(What the task requires): Leave out the pictures; transcribe all else exactly.

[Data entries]

☆ ☆ ☆ ☆

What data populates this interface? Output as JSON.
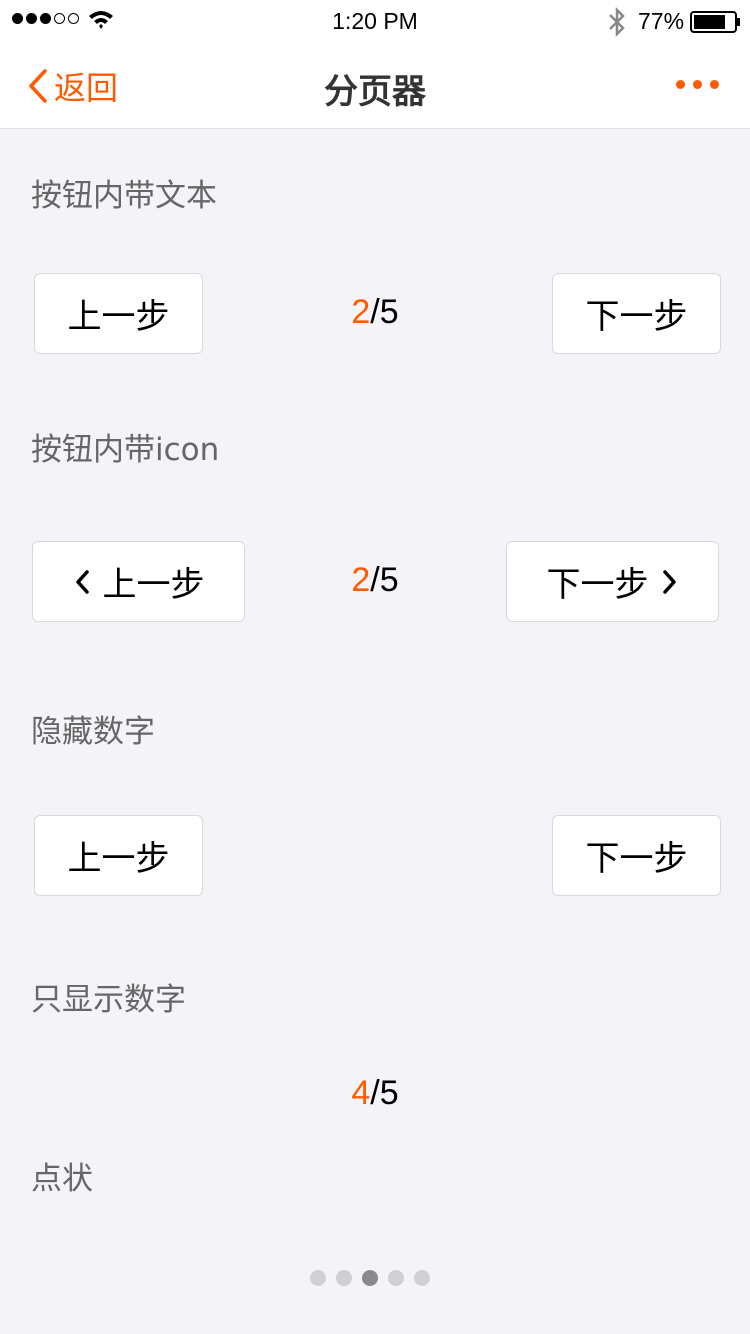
{
  "status_bar": {
    "time": "1:20 PM",
    "battery": "77%"
  },
  "nav": {
    "back_label": "返回",
    "title": "分页器"
  },
  "sections": {
    "text_buttons": {
      "title": "按钮内带文本",
      "prev": "上一步",
      "next": "下一步",
      "current": "2",
      "total": "/5"
    },
    "icon_buttons": {
      "title": "按钮内带icon",
      "prev": "上一步",
      "next": "下一步",
      "current": "2",
      "total": "/5"
    },
    "hide_number": {
      "title": "隐藏数字",
      "prev": "上一步",
      "next": "下一步"
    },
    "number_only": {
      "title": "只显示数字",
      "current": "4",
      "total": "/5"
    },
    "dots": {
      "title": "点状",
      "count": 5,
      "active_index": 2
    }
  },
  "colors": {
    "accent": "#ff5a00",
    "background": "#f4f4f8"
  }
}
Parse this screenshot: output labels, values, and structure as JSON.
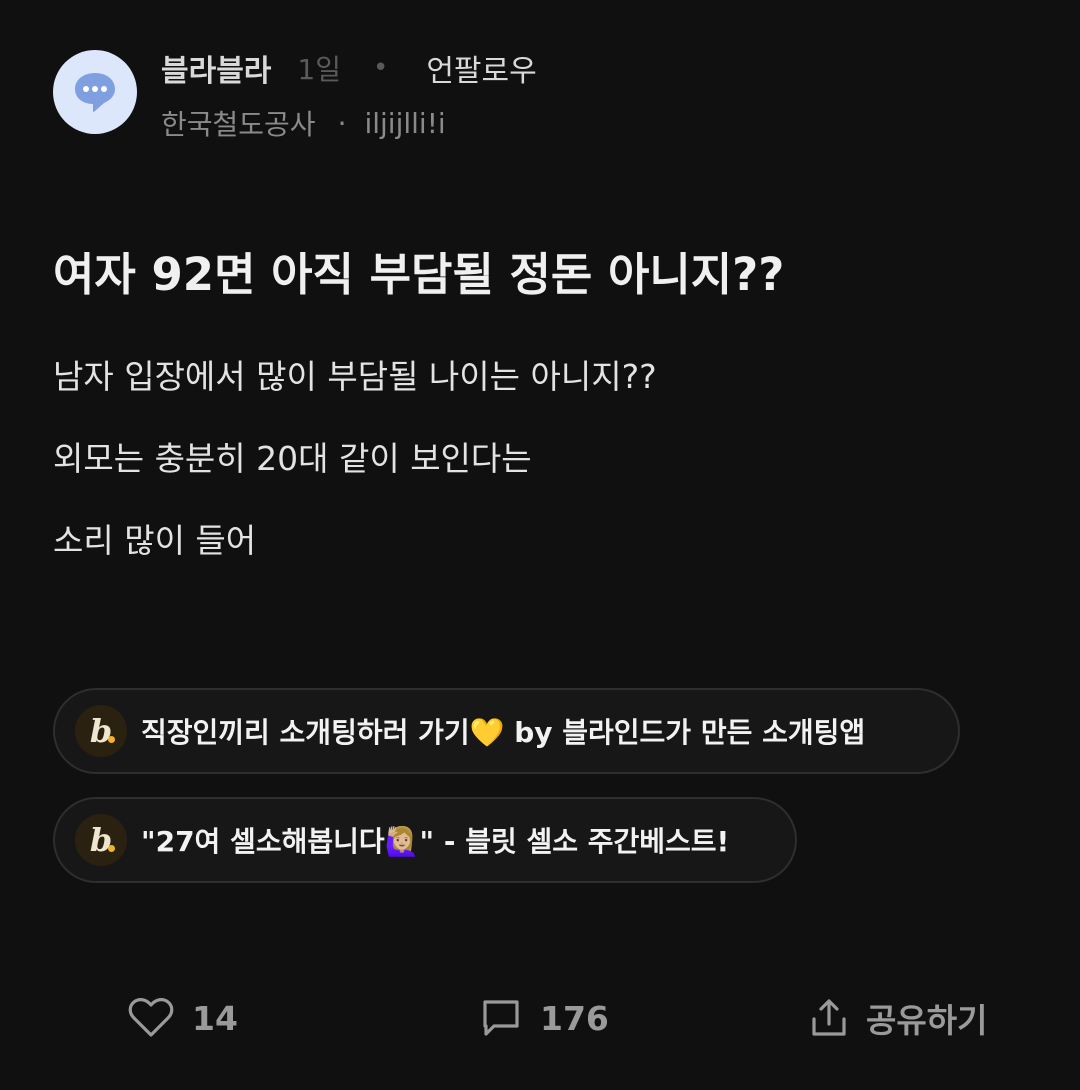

☆ ☆ ☆ ☆

(Solution):
What data populates this interface? Output as JSON.
{
  "status_bar": {
    "time": "1:20 PM",
    "battery": "77%"
  },
  "nav": {
    "back_label": "返回",
    "title": "分页器"
  },
  "sections": {
    "text_buttons": {
      "title": "按钮内带文本",
      "prev": "上一步",
      "next": "下一步",
      "current": "2",
      "total": "/5"
    },
    "icon_buttons": {
      "title": "按钮内带icon",
      "prev": "上一步",
      "next": "下一步",
      "current": "2",
      "total": "/5"
    },
    "hide_number": {
      "title": "隐藏数字",
      "prev": "上一步",
      "next": "下一步"
    },
    "number_only": {
      "title": "只显示数字",
      "current": "4",
      "total": "/5"
    },
    "dots": {
      "title": "点状",
      "count": 5,
      "active_index": 2
    }
  },
  "colors": {
    "accent": "#ff5a00",
    "background": "#f4f4f8"
  }
}
Parse this screenshot: output labels, values, and structure as JSON.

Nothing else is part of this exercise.